# Data to use:
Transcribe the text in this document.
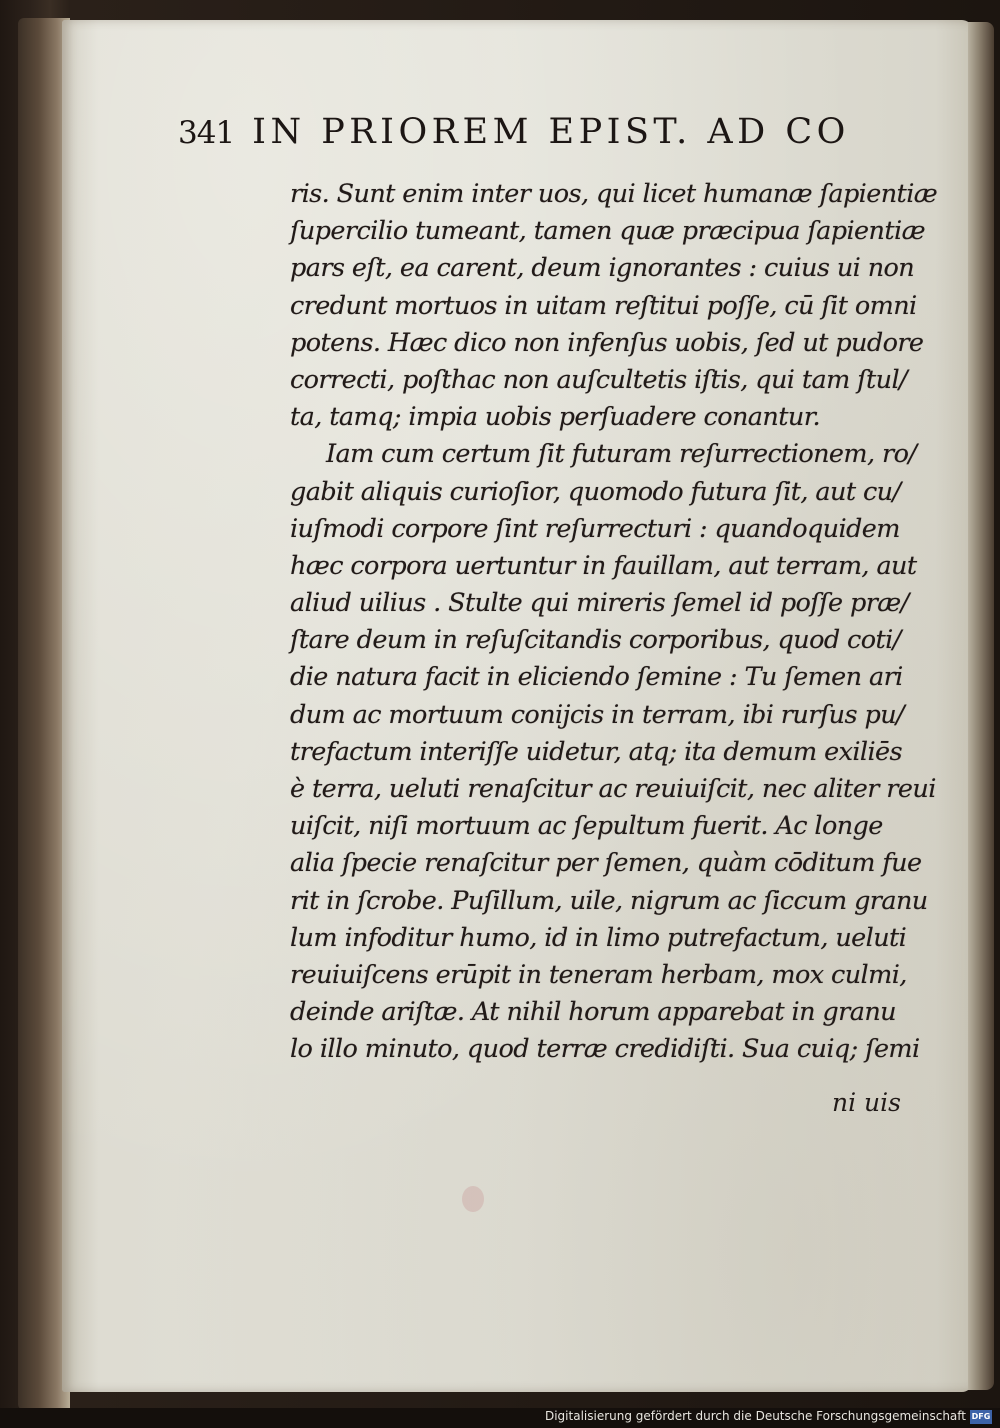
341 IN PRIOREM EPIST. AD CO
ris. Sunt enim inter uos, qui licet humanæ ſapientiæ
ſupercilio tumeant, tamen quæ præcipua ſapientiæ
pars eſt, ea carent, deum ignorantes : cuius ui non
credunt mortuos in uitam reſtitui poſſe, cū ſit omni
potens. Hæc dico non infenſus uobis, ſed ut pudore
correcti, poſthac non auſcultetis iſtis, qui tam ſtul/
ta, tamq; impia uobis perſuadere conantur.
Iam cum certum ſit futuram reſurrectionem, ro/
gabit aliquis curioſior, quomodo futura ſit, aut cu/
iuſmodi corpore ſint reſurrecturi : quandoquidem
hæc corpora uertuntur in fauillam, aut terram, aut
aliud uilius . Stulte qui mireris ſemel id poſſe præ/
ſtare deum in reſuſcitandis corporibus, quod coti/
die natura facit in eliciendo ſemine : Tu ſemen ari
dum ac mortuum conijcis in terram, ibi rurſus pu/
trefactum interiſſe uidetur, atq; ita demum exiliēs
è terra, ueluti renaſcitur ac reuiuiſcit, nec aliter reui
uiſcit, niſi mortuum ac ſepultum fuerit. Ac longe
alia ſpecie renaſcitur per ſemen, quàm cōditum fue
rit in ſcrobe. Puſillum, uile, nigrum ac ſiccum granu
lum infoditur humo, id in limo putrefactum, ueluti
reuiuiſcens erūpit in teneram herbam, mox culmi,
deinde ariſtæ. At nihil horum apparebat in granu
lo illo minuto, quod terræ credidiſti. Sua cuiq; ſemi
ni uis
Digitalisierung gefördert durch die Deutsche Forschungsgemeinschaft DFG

# Problem statement:
Transcribe all the data word for word; the images stay out.

# Solution to the exercise:
Transcribe the text in this document.
341 IN PRIOREM EPIST. AD CO
ris. Sunt enim inter uos, qui licet humanæ ſapientiæ
ſupercilio tumeant, tamen quæ præcipua ſapientiæ
pars eſt, ea carent, deum ignorantes : cuius ui non
credunt mortuos in uitam reſtitui poſſe, cū ſit omni
potens. Hæc dico non infenſus uobis, ſed ut pudore
correcti, poſthac non auſcultetis iſtis, qui tam ſtul/
ta, tamq; impia uobis perſuadere conantur.
Iam cum certum ſit futuram reſurrectionem, ro/
gabit aliquis curioſior, quomodo futura ſit, aut cu/
iuſmodi corpore ſint reſurrecturi : quandoquidem
hæc corpora uertuntur in fauillam, aut terram, aut
aliud uilius . Stulte qui mireris ſemel id poſſe præ/
ſtare deum in reſuſcitandis corporibus, quod coti/
die natura facit in eliciendo ſemine : Tu ſemen ari
dum ac mortuum conijcis in terram, ibi rurſus pu/
trefactum interiſſe uidetur, atq; ita demum exiliēs
è terra, ueluti renaſcitur ac reuiuiſcit, nec aliter reui
uiſcit, niſi mortuum ac ſepultum fuerit. Ac longe
alia ſpecie renaſcitur per ſemen, quàm cōditum fue
rit in ſcrobe. Puſillum, uile, nigrum ac ſiccum granu
lum infoditur humo, id in limo putrefactum, ueluti
reuiuiſcens erūpit in teneram herbam, mox culmi,
deinde ariſtæ. At nihil horum apparebat in granu
lo illo minuto, quod terræ credidiſti. Sua cuiq; ſemi
ni uis
Digitalisierung gefördert durch die Deutsche Forschungsgemeinschaft DFG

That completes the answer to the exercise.